Record set:

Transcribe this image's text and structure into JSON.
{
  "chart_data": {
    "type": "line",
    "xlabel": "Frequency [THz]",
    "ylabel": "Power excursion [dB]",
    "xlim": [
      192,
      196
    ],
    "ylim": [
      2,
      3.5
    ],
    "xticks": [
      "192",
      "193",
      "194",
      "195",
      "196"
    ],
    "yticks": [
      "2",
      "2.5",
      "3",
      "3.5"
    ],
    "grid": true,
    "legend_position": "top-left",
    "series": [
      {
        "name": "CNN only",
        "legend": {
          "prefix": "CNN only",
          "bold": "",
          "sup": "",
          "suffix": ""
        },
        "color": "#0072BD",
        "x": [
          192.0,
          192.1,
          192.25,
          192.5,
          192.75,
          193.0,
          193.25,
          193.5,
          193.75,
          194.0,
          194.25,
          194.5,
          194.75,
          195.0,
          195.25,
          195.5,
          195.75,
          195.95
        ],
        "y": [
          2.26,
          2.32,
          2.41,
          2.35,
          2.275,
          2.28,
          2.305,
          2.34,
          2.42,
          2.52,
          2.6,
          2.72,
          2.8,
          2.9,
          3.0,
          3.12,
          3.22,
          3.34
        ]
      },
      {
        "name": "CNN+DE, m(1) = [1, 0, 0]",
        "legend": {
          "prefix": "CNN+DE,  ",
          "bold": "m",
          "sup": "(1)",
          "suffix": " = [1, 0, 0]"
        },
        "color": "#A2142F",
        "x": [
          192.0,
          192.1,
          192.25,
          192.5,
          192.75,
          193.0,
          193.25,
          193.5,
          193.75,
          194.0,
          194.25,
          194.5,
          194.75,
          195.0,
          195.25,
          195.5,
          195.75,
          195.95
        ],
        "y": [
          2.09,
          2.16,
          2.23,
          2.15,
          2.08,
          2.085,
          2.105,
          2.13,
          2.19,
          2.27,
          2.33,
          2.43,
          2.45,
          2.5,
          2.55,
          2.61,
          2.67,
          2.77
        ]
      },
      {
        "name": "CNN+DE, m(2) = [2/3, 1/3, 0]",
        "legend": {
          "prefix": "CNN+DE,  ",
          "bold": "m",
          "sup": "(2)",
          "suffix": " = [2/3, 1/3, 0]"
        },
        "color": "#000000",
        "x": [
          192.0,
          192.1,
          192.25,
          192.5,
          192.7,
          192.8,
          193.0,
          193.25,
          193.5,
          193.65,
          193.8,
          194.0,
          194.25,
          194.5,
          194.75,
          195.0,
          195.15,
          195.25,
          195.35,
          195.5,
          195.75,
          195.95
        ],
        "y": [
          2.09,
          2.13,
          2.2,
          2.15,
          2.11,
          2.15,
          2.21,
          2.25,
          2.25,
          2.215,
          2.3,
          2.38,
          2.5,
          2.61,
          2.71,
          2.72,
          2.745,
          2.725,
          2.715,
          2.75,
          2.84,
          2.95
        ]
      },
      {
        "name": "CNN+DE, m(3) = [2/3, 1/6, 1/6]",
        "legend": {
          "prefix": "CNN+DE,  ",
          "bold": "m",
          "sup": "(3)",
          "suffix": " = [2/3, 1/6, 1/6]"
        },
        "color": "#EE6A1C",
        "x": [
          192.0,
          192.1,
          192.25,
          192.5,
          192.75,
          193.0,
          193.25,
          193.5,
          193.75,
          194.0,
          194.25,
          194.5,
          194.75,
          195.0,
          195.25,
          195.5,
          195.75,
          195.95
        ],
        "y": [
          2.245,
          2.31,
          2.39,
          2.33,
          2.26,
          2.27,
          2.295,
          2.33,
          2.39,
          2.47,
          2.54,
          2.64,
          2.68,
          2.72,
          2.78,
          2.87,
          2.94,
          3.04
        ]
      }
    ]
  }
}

Written request:
Return every line holding the word "color" from the records.

Correct result:
        "color": "#0072BD",
        "color": "#A2142F",
        "color": "#000000",
        "color": "#EE6A1C",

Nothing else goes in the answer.